• WHAT THIS TASK INVOLVES:
Output every line of the data exactly as it appears.

• EXTRACTED RECORDS:
§ §
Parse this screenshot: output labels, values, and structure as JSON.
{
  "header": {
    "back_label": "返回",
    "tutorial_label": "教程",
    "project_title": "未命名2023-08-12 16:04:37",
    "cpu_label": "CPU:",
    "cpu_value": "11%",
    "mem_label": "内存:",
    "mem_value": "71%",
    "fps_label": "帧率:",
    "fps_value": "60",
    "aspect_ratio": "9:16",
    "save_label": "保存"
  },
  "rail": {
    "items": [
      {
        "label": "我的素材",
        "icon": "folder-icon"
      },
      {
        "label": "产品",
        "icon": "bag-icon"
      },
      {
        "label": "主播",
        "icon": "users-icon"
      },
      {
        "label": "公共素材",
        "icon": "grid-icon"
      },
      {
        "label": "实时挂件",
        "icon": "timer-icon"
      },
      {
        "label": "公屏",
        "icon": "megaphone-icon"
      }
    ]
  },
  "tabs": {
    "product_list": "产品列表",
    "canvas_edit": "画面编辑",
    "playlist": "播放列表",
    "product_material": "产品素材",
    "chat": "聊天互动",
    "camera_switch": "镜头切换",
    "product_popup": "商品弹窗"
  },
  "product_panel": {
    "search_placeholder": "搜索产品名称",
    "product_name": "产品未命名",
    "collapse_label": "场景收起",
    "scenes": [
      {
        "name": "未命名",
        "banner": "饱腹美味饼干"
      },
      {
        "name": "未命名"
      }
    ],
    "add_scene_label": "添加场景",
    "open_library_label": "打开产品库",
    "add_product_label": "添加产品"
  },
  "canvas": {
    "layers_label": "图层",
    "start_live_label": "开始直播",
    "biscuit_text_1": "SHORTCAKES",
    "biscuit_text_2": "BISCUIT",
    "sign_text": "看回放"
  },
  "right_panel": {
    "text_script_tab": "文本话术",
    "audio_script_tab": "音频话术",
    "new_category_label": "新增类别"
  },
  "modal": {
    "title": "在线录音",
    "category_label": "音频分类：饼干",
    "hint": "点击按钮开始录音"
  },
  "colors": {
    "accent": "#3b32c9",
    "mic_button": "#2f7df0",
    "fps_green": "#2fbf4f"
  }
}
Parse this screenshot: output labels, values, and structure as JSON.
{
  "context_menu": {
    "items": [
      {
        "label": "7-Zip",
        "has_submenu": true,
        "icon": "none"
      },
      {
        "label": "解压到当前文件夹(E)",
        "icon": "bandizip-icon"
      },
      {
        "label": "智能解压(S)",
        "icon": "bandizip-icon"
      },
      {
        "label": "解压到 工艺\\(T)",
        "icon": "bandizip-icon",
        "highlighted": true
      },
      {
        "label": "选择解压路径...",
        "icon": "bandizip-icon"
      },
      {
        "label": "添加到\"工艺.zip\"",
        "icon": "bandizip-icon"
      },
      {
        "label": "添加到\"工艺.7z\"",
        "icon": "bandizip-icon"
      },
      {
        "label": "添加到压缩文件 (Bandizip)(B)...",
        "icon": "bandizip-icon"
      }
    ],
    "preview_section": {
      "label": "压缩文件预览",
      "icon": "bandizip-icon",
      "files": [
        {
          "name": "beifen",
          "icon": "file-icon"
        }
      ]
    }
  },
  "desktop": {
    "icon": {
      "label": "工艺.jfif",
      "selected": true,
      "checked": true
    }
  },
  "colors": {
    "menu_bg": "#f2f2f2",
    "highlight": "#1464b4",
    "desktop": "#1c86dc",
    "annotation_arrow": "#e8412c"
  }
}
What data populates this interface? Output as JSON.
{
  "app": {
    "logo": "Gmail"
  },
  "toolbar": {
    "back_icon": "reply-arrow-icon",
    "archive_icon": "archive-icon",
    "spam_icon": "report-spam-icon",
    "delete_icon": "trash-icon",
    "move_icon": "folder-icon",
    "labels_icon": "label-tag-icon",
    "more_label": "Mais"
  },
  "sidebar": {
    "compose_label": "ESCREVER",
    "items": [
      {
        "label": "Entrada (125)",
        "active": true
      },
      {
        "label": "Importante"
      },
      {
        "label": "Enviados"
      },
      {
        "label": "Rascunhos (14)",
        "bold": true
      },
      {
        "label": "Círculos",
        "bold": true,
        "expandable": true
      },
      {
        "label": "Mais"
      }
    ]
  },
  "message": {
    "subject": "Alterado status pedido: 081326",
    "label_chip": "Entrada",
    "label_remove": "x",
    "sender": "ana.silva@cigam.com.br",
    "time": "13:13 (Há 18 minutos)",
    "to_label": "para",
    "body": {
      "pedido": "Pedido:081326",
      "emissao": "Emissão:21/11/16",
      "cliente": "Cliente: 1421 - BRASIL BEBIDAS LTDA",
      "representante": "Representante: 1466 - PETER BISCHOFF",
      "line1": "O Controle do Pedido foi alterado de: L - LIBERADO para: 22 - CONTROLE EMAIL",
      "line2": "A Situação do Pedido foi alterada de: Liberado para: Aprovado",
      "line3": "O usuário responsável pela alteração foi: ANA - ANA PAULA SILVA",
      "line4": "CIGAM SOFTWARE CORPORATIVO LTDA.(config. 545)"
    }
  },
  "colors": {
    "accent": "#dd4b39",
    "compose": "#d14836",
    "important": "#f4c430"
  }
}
§ §
• WORKED ANSWER:
Parse this screenshot: output labels, values, and structure as JSON.
{
  "header": {
    "back_label": "返回",
    "tutorial_label": "教程",
    "project_title": "未命名2023-08-12 16:04:37",
    "cpu_label": "CPU:",
    "cpu_value": "11%",
    "mem_label": "内存:",
    "mem_value": "71%",
    "fps_label": "帧率:",
    "fps_value": "60",
    "aspect_ratio": "9:16",
    "save_label": "保存"
  },
  "rail": {
    "items": [
      {
        "label": "我的素材",
        "icon": "folder-icon"
      },
      {
        "label": "产品",
        "icon": "bag-icon"
      },
      {
        "label": "主播",
        "icon": "users-icon"
      },
      {
        "label": "公共素材",
        "icon": "grid-icon"
      },
      {
        "label": "实时挂件",
        "icon": "timer-icon"
      },
      {
        "label": "公屏",
        "icon": "megaphone-icon"
      }
    ]
  },
  "tabs": {
    "product_list": "产品列表",
    "canvas_edit": "画面编辑",
    "playlist": "播放列表",
    "product_material": "产品素材",
    "chat": "聊天互动",
    "camera_switch": "镜头切换",
    "product_popup": "商品弹窗"
  },
  "product_panel": {
    "search_placeholder": "搜索产品名称",
    "product_name": "产品未命名",
    "collapse_label": "场景收起",
    "scenes": [
      {
        "name": "未命名",
        "banner": "饱腹美味饼干"
      },
      {
        "name": "未命名"
      }
    ],
    "add_scene_label": "添加场景",
    "open_library_label": "打开产品库",
    "add_product_label": "添加产品"
  },
  "canvas": {
    "layers_label": "图层",
    "start_live_label": "开始直播",
    "biscuit_text_1": "SHORTCAKES",
    "biscuit_text_2": "BISCUIT",
    "sign_text": "看回放"
  },
  "right_panel": {
    "text_script_tab": "文本话术",
    "audio_script_tab": "音频话术",
    "new_category_label": "新增类别"
  },
  "modal": {
    "title": "在线录音",
    "category_label": "音频分类：饼干",
    "hint": "点击按钮开始录音"
  },
  "colors": {
    "accent": "#3b32c9",
    "mic_button": "#2f7df0",
    "fps_green": "#2fbf4f"
  }
}
Parse this screenshot: output labels, values, and structure as JSON.
{
  "context_menu": {
    "items": [
      {
        "label": "7-Zip",
        "has_submenu": true,
        "icon": "none"
      },
      {
        "label": "解压到当前文件夹(E)",
        "icon": "bandizip-icon"
      },
      {
        "label": "智能解压(S)",
        "icon": "bandizip-icon"
      },
      {
        "label": "解压到 工艺\\(T)",
        "icon": "bandizip-icon",
        "highlighted": true
      },
      {
        "label": "选择解压路径...",
        "icon": "bandizip-icon"
      },
      {
        "label": "添加到\"工艺.zip\"",
        "icon": "bandizip-icon"
      },
      {
        "label": "添加到\"工艺.7z\"",
        "icon": "bandizip-icon"
      },
      {
        "label": "添加到压缩文件 (Bandizip)(B)...",
        "icon": "bandizip-icon"
      }
    ],
    "preview_section": {
      "label": "压缩文件预览",
      "icon": "bandizip-icon",
      "files": [
        {
          "name": "beifen",
          "icon": "file-icon"
        }
      ]
    }
  },
  "desktop": {
    "icon": {
      "label": "工艺.jfif",
      "selected": true,
      "checked": true
    }
  },
  "colors": {
    "menu_bg": "#f2f2f2",
    "highlight": "#1464b4",
    "desktop": "#1c86dc",
    "annotation_arrow": "#e8412c"
  }
}
What data populates this interface? Output as JSON.
{
  "app": {
    "logo": "Gmail"
  },
  "toolbar": {
    "back_icon": "reply-arrow-icon",
    "archive_icon": "archive-icon",
    "spam_icon": "report-spam-icon",
    "delete_icon": "trash-icon",
    "move_icon": "folder-icon",
    "labels_icon": "label-tag-icon",
    "more_label": "Mais"
  },
  "sidebar": {
    "compose_label": "ESCREVER",
    "items": [
      {
        "label": "Entrada (125)",
        "active": true
      },
      {
        "label": "Importante"
      },
      {
        "label": "Enviados"
      },
      {
        "label": "Rascunhos (14)",
        "bold": true
      },
      {
        "label": "Círculos",
        "bold": true,
        "expandable": true
      },
      {
        "label": "Mais"
      }
    ]
  },
  "message": {
    "subject": "Alterado status pedido: 081326",
    "label_chip": "Entrada",
    "label_remove": "x",
    "sender": "ana.silva@cigam.com.br",
    "time": "13:13 (Há 18 minutos)",
    "to_label": "para",
    "body": {
      "pedido": "Pedido:081326",
      "emissao": "Emissão:21/11/16",
      "cliente": "Cliente: 1421 - BRASIL BEBIDAS LTDA",
      "representante": "Representante: 1466 - PETER BISCHOFF",
      "line1": "O Controle do Pedido foi alterado de: L - LIBERADO para: 22 - CONTROLE EMAIL",
      "line2": "A Situação do Pedido foi alterada de: Liberado para: Aprovado",
      "line3": "O usuário responsável pela alteração foi: ANA - ANA PAULA SILVA",
      "line4": "CIGAM SOFTWARE CORPORATIVO LTDA.(config. 545)"
    }
  },
  "colors": {
    "accent": "#dd4b39",
    "compose": "#d14836",
    "important": "#f4c430"
  }
}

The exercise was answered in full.